◆ Task directions ◆
Reproduce the listing below without changes, except that pictures are left out.

Stored dataset items:
──────────────────────────────

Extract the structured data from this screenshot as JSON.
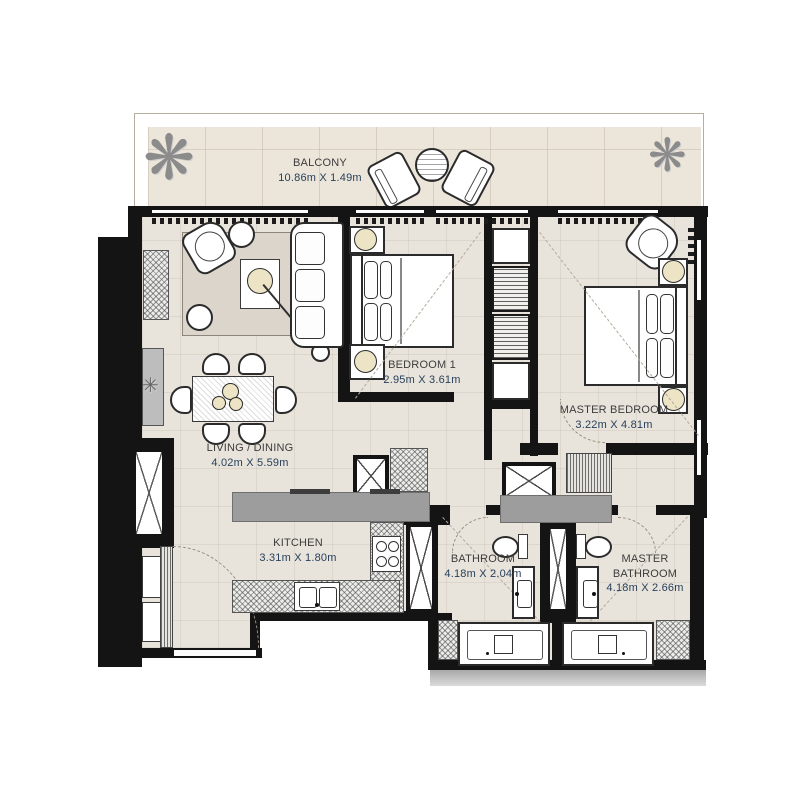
{
  "meta": {
    "type": "apartment-floor-plan",
    "bedrooms": 2
  },
  "colors": {
    "wall": "#141414",
    "floor": "#e9e4db",
    "balcony_floor": "#ece5da",
    "counter_gray": "#9d9d9d",
    "room_label_text": "#3c3c3c",
    "dimension_text": "#27405c"
  },
  "rooms": {
    "balcony": {
      "label": "BALCONY",
      "dims": "10.86m X 1.49m"
    },
    "living_dining": {
      "label": "LIVING / DINING",
      "dims": "4.02m X 5.59m"
    },
    "bedroom1": {
      "label": "BEDROOM 1",
      "dims": "2.95m X 3.61m"
    },
    "master_bedroom": {
      "label": "MASTER BEDROOM",
      "dims": "3.22m X 4.81m"
    },
    "kitchen": {
      "label": "KITCHEN",
      "dims": "3.31m X 1.80m"
    },
    "bathroom": {
      "label": "BATHROOM",
      "dims": "4.18m X 2.04m"
    },
    "master_bathroom": {
      "label": "MASTER BATHROOM",
      "dims": "4.18m X 2.66m"
    }
  },
  "icons": {
    "plant": "❋",
    "small_plant": "✳"
  }
}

──────────────────────────────

◆ Written solution ◆
Extract the structured data from this screenshot as JSON.
{
  "meta": {
    "type": "apartment-floor-plan",
    "bedrooms": 2
  },
  "colors": {
    "wall": "#141414",
    "floor": "#e9e4db",
    "balcony_floor": "#ece5da",
    "counter_gray": "#9d9d9d",
    "room_label_text": "#3c3c3c",
    "dimension_text": "#27405c"
  },
  "rooms": {
    "balcony": {
      "label": "BALCONY",
      "dims": "10.86m X 1.49m"
    },
    "living_dining": {
      "label": "LIVING / DINING",
      "dims": "4.02m X 5.59m"
    },
    "bedroom1": {
      "label": "BEDROOM 1",
      "dims": "2.95m X 3.61m"
    },
    "master_bedroom": {
      "label": "MASTER BEDROOM",
      "dims": "3.22m X 4.81m"
    },
    "kitchen": {
      "label": "KITCHEN",
      "dims": "3.31m X 1.80m"
    },
    "bathroom": {
      "label": "BATHROOM",
      "dims": "4.18m X 2.04m"
    },
    "master_bathroom": {
      "label": "MASTER BATHROOM",
      "dims": "4.18m X 2.66m"
    }
  },
  "icons": {
    "plant": "❋",
    "small_plant": "✳"
  }
}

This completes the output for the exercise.